**Task instructions**. Return all of the entries word for word, but omit the pictures they contain.

**Input material**.

◆ ◆ ◆ ◆ ◆ ◆ ◆

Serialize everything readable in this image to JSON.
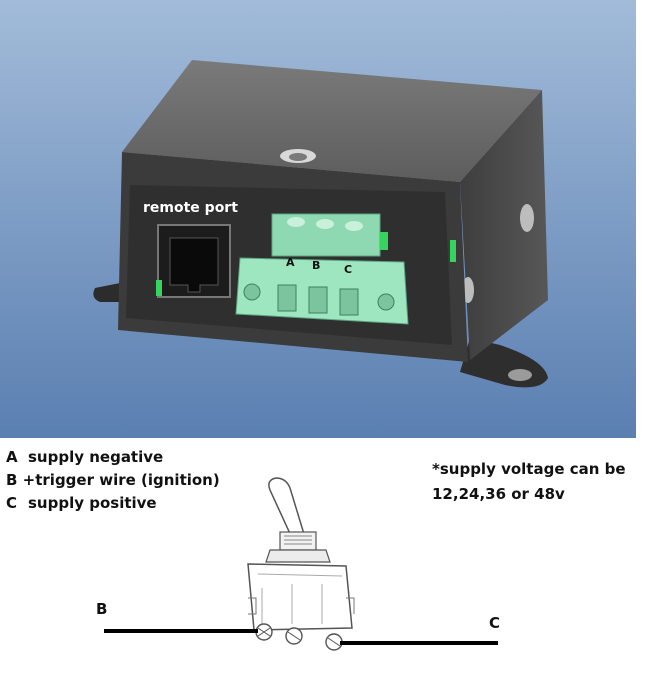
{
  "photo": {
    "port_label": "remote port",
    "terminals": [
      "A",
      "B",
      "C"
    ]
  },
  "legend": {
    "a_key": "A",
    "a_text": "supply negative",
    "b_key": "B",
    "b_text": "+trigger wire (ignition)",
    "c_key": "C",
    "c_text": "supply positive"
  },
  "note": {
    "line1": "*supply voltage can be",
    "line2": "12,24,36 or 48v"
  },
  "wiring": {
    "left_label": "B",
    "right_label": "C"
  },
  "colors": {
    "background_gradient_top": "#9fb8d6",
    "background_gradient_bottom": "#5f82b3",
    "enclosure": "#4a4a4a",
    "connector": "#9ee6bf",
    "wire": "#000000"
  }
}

◆ ◆ ◆ ◆ ◆ ◆ ◆

**Answer in full**.
Serialize everything readable in this image to JSON.
{
  "photo": {
    "port_label": "remote port",
    "terminals": [
      "A",
      "B",
      "C"
    ]
  },
  "legend": {
    "a_key": "A",
    "a_text": "supply negative",
    "b_key": "B",
    "b_text": "+trigger wire (ignition)",
    "c_key": "C",
    "c_text": "supply positive"
  },
  "note": {
    "line1": "*supply voltage can be",
    "line2": "12,24,36 or 48v"
  },
  "wiring": {
    "left_label": "B",
    "right_label": "C"
  },
  "colors": {
    "background_gradient_top": "#9fb8d6",
    "background_gradient_bottom": "#5f82b3",
    "enclosure": "#4a4a4a",
    "connector": "#9ee6bf",
    "wire": "#000000"
  }
}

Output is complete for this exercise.